> [Requirements]
Print out the material that follows word for word.

> [Records for this task]
========================

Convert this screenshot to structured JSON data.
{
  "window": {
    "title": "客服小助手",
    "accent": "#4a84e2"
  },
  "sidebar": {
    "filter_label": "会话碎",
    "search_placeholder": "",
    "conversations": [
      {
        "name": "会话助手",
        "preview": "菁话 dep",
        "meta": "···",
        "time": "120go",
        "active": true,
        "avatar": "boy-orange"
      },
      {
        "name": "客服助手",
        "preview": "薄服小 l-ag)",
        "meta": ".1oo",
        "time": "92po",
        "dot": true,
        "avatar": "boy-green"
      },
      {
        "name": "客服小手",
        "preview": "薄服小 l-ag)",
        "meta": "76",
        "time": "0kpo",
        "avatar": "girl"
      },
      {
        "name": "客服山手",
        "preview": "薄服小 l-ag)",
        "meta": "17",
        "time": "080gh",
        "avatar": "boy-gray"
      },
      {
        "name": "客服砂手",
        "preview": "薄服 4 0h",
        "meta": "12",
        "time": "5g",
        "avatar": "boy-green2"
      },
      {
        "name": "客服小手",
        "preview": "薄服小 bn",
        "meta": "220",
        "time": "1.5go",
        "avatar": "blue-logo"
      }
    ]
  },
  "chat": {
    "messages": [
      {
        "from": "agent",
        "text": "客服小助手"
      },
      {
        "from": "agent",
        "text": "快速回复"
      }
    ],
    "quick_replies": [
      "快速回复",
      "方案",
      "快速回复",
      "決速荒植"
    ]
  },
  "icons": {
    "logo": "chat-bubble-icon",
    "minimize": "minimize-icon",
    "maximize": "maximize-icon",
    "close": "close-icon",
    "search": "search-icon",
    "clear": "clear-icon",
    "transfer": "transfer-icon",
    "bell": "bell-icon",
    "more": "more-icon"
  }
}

========================

> [Result]
Convert this screenshot to structured JSON data.
{
  "window": {
    "title": "客服小助手",
    "accent": "#4a84e2"
  },
  "sidebar": {
    "filter_label": "会话碎",
    "search_placeholder": "",
    "conversations": [
      {
        "name": "会话助手",
        "preview": "菁话 dep",
        "meta": "···",
        "time": "120go",
        "active": true,
        "avatar": "boy-orange"
      },
      {
        "name": "客服助手",
        "preview": "薄服小 l-ag)",
        "meta": ".1oo",
        "time": "92po",
        "dot": true,
        "avatar": "boy-green"
      },
      {
        "name": "客服小手",
        "preview": "薄服小 l-ag)",
        "meta": "76",
        "time": "0kpo",
        "avatar": "girl"
      },
      {
        "name": "客服山手",
        "preview": "薄服小 l-ag)",
        "meta": "17",
        "time": "080gh",
        "avatar": "boy-gray"
      },
      {
        "name": "客服砂手",
        "preview": "薄服 4 0h",
        "meta": "12",
        "time": "5g",
        "avatar": "boy-green2"
      },
      {
        "name": "客服小手",
        "preview": "薄服小 bn",
        "meta": "220",
        "time": "1.5go",
        "avatar": "blue-logo"
      }
    ]
  },
  "chat": {
    "messages": [
      {
        "from": "agent",
        "text": "客服小助手"
      },
      {
        "from": "agent",
        "text": "快速回复"
      }
    ],
    "quick_replies": [
      "快速回复",
      "方案",
      "快速回复",
      "決速荒植"
    ]
  },
  "icons": {
    "logo": "chat-bubble-icon",
    "minimize": "minimize-icon",
    "maximize": "maximize-icon",
    "close": "close-icon",
    "search": "search-icon",
    "clear": "clear-icon",
    "transfer": "transfer-icon",
    "bell": "bell-icon",
    "more": "more-icon"
  }
}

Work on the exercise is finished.